%%
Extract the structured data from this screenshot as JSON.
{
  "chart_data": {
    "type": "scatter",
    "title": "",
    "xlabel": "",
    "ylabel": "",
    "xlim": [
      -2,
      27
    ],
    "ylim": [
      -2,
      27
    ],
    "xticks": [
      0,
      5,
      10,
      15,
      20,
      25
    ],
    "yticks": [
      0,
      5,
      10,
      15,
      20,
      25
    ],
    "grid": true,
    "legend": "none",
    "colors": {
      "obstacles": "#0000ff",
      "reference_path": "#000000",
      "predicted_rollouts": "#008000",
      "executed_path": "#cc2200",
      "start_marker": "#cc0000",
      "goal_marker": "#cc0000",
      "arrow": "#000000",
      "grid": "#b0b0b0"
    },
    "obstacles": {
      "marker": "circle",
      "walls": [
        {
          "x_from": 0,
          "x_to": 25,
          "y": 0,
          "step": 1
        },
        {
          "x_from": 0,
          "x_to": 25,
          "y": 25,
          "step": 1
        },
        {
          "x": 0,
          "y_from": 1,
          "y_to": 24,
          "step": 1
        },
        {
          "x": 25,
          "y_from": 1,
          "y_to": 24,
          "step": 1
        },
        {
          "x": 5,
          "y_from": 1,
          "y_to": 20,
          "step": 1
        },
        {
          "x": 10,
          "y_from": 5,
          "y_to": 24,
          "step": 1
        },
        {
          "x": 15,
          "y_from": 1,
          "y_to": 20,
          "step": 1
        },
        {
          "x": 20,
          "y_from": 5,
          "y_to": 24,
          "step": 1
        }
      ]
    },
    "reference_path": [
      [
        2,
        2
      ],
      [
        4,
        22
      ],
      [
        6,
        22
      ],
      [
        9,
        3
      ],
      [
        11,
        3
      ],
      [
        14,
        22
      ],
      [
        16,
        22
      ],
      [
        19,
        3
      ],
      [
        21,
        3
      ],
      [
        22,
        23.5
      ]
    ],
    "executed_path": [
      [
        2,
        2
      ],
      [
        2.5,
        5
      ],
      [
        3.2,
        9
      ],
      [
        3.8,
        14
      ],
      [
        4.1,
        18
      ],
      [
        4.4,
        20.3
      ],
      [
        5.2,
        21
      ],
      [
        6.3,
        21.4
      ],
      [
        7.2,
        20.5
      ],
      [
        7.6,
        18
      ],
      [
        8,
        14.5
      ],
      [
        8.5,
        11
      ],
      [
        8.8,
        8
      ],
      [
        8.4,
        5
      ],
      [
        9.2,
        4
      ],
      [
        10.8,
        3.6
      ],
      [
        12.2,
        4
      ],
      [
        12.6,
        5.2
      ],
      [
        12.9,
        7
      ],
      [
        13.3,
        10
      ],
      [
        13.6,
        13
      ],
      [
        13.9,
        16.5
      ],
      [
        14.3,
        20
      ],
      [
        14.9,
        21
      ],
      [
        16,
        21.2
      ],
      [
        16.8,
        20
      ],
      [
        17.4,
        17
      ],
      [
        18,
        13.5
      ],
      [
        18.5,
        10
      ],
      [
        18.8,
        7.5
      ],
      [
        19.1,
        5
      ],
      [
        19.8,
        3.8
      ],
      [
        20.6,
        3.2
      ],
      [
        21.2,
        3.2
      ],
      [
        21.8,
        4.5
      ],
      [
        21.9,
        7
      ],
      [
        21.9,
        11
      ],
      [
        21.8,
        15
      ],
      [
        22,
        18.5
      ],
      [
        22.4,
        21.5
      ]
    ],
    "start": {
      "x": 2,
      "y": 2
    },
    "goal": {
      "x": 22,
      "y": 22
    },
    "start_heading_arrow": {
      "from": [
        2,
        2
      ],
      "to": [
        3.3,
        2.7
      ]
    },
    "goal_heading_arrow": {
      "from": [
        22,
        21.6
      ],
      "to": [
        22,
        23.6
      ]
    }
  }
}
%%
» Work to be completed
Return what is listed above, exactly and completely.

» Worked solution
Extract the structured data from this screenshot as JSON.
{
  "chart_data": {
    "type": "scatter",
    "title": "",
    "xlabel": "",
    "ylabel": "",
    "xlim": [
      -2,
      27
    ],
    "ylim": [
      -2,
      27
    ],
    "xticks": [
      0,
      5,
      10,
      15,
      20,
      25
    ],
    "yticks": [
      0,
      5,
      10,
      15,
      20,
      25
    ],
    "grid": true,
    "legend": "none",
    "colors": {
      "obstacles": "#0000ff",
      "reference_path": "#000000",
      "predicted_rollouts": "#008000",
      "executed_path": "#cc2200",
      "start_marker": "#cc0000",
      "goal_marker": "#cc0000",
      "arrow": "#000000",
      "grid": "#b0b0b0"
    },
    "obstacles": {
      "marker": "circle",
      "walls": [
        {
          "x_from": 0,
          "x_to": 25,
          "y": 0,
          "step": 1
        },
        {
          "x_from": 0,
          "x_to": 25,
          "y": 25,
          "step": 1
        },
        {
          "x": 0,
          "y_from": 1,
          "y_to": 24,
          "step": 1
        },
        {
          "x": 25,
          "y_from": 1,
          "y_to": 24,
          "step": 1
        },
        {
          "x": 5,
          "y_from": 1,
          "y_to": 20,
          "step": 1
        },
        {
          "x": 10,
          "y_from": 5,
          "y_to": 24,
          "step": 1
        },
        {
          "x": 15,
          "y_from": 1,
          "y_to": 20,
          "step": 1
        },
        {
          "x": 20,
          "y_from": 5,
          "y_to": 24,
          "step": 1
        }
      ]
    },
    "reference_path": [
      [
        2,
        2
      ],
      [
        4,
        22
      ],
      [
        6,
        22
      ],
      [
        9,
        3
      ],
      [
        11,
        3
      ],
      [
        14,
        22
      ],
      [
        16,
        22
      ],
      [
        19,
        3
      ],
      [
        21,
        3
      ],
      [
        22,
        23.5
      ]
    ],
    "executed_path": [
      [
        2,
        2
      ],
      [
        2.5,
        5
      ],
      [
        3.2,
        9
      ],
      [
        3.8,
        14
      ],
      [
        4.1,
        18
      ],
      [
        4.4,
        20.3
      ],
      [
        5.2,
        21
      ],
      [
        6.3,
        21.4
      ],
      [
        7.2,
        20.5
      ],
      [
        7.6,
        18
      ],
      [
        8,
        14.5
      ],
      [
        8.5,
        11
      ],
      [
        8.8,
        8
      ],
      [
        8.4,
        5
      ],
      [
        9.2,
        4
      ],
      [
        10.8,
        3.6
      ],
      [
        12.2,
        4
      ],
      [
        12.6,
        5.2
      ],
      [
        12.9,
        7
      ],
      [
        13.3,
        10
      ],
      [
        13.6,
        13
      ],
      [
        13.9,
        16.5
      ],
      [
        14.3,
        20
      ],
      [
        14.9,
        21
      ],
      [
        16,
        21.2
      ],
      [
        16.8,
        20
      ],
      [
        17.4,
        17
      ],
      [
        18,
        13.5
      ],
      [
        18.5,
        10
      ],
      [
        18.8,
        7.5
      ],
      [
        19.1,
        5
      ],
      [
        19.8,
        3.8
      ],
      [
        20.6,
        3.2
      ],
      [
        21.2,
        3.2
      ],
      [
        21.8,
        4.5
      ],
      [
        21.9,
        7
      ],
      [
        21.9,
        11
      ],
      [
        21.8,
        15
      ],
      [
        22,
        18.5
      ],
      [
        22.4,
        21.5
      ]
    ],
    "start": {
      "x": 2,
      "y": 2
    },
    "goal": {
      "x": 22,
      "y": 22
    },
    "start_heading_arrow": {
      "from": [
        2,
        2
      ],
      "to": [
        3.3,
        2.7
      ]
    },
    "goal_heading_arrow": {
      "from": [
        22,
        21.6
      ],
      "to": [
        22,
        23.6
      ]
    }
  }
}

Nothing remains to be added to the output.